═════ Input rows

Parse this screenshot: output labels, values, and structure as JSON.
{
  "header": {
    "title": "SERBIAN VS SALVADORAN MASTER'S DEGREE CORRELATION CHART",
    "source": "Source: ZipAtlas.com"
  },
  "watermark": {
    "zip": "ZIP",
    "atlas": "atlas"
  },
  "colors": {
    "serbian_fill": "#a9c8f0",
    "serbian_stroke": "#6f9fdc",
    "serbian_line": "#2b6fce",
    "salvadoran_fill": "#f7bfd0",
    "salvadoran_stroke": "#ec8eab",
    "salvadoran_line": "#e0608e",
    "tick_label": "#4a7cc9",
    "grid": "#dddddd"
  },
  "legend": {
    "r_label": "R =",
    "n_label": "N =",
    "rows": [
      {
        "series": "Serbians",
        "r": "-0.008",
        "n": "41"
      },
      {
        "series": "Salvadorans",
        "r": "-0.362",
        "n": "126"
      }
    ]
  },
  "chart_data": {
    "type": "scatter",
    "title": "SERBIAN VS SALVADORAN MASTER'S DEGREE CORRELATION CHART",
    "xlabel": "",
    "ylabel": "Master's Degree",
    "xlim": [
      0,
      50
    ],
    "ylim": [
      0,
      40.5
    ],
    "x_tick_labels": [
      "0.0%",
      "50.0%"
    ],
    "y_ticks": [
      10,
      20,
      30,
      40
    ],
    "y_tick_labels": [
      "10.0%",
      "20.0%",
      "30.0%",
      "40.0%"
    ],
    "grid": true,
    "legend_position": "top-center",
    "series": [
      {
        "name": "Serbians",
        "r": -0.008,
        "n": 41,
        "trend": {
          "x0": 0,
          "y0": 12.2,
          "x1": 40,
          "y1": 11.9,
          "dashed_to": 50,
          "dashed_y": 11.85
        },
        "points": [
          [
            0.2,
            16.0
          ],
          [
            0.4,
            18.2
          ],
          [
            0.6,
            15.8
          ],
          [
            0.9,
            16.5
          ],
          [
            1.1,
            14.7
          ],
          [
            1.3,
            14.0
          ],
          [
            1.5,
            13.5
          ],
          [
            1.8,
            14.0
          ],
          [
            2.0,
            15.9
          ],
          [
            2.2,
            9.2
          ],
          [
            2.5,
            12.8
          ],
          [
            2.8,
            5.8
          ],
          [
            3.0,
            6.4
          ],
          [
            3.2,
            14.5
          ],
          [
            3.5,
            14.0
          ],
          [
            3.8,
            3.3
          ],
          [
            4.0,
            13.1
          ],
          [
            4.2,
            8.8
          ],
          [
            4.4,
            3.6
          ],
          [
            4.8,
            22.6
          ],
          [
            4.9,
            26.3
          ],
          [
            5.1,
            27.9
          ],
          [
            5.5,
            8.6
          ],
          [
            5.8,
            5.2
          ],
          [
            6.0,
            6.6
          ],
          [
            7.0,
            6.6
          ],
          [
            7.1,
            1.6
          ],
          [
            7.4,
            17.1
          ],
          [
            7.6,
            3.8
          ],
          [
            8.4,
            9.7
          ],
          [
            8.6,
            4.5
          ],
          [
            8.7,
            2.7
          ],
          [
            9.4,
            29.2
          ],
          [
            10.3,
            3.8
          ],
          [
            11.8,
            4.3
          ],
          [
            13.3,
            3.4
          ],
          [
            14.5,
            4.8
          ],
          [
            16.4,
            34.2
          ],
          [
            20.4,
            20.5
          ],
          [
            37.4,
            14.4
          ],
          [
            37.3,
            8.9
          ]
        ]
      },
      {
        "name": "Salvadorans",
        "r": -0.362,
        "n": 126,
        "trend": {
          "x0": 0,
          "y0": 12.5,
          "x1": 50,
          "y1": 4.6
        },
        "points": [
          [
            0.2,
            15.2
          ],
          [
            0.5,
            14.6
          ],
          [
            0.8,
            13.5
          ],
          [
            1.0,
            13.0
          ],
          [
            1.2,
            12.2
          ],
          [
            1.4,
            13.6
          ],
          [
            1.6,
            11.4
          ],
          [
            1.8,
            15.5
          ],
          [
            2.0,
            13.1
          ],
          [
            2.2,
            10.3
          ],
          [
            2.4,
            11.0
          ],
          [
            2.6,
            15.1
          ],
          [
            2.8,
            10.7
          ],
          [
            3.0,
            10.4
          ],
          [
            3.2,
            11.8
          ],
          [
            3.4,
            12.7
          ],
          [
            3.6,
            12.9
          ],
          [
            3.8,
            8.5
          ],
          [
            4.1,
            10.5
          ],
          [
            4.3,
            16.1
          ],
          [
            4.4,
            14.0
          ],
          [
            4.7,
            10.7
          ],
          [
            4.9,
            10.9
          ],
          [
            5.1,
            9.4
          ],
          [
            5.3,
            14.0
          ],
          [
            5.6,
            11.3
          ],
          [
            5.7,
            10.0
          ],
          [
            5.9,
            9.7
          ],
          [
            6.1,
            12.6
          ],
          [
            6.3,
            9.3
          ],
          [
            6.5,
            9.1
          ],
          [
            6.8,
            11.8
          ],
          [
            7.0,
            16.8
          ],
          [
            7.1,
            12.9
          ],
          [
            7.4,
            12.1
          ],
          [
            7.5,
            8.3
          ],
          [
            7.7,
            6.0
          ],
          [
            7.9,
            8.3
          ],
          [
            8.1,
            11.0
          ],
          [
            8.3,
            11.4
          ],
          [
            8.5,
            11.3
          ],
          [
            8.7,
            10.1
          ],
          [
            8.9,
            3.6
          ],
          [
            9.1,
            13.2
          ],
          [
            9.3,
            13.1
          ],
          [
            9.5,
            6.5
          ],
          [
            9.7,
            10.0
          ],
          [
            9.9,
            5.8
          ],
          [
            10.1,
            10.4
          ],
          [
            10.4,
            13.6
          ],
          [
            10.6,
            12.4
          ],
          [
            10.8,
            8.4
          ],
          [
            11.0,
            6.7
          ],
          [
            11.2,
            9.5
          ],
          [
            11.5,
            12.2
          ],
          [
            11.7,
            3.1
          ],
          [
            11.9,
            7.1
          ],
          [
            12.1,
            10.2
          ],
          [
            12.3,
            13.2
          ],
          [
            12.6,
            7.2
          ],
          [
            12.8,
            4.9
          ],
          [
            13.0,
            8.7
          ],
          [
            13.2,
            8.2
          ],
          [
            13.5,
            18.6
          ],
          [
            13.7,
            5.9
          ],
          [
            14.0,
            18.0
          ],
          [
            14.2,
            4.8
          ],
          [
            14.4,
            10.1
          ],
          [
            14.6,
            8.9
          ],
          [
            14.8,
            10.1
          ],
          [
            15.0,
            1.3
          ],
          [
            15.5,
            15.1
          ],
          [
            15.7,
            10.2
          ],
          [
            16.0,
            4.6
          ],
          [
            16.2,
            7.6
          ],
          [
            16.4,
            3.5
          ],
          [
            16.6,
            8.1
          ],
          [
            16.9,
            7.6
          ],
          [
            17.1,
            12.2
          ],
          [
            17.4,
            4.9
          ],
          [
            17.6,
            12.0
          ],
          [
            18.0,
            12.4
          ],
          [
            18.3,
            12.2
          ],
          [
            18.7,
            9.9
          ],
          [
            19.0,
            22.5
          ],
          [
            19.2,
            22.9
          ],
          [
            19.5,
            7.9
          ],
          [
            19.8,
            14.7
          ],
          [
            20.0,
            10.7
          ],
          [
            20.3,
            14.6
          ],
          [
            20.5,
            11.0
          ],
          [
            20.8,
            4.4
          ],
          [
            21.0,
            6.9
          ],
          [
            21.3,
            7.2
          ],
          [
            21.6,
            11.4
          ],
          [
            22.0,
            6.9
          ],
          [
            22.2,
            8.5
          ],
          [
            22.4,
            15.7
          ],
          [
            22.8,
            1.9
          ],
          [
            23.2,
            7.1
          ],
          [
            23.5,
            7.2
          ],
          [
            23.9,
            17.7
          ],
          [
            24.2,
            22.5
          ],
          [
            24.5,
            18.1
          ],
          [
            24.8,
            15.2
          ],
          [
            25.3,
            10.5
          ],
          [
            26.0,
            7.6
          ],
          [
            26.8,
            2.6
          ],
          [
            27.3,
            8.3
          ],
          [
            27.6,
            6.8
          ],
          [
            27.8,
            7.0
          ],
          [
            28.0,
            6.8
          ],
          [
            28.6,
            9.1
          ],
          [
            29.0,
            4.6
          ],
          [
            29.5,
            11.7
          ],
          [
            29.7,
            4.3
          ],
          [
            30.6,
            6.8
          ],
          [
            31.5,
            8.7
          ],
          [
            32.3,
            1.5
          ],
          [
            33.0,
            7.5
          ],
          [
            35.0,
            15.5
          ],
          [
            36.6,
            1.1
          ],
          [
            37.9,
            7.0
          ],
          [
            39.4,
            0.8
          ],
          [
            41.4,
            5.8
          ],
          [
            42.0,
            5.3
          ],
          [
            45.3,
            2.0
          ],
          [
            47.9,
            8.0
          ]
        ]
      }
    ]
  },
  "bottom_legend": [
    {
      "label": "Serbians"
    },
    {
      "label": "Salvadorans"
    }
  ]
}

══════════

=== Challenge ===
Of all the lines above, how many contain "series"? Give the number and nothing more.

=== Answer to this exercise ===
3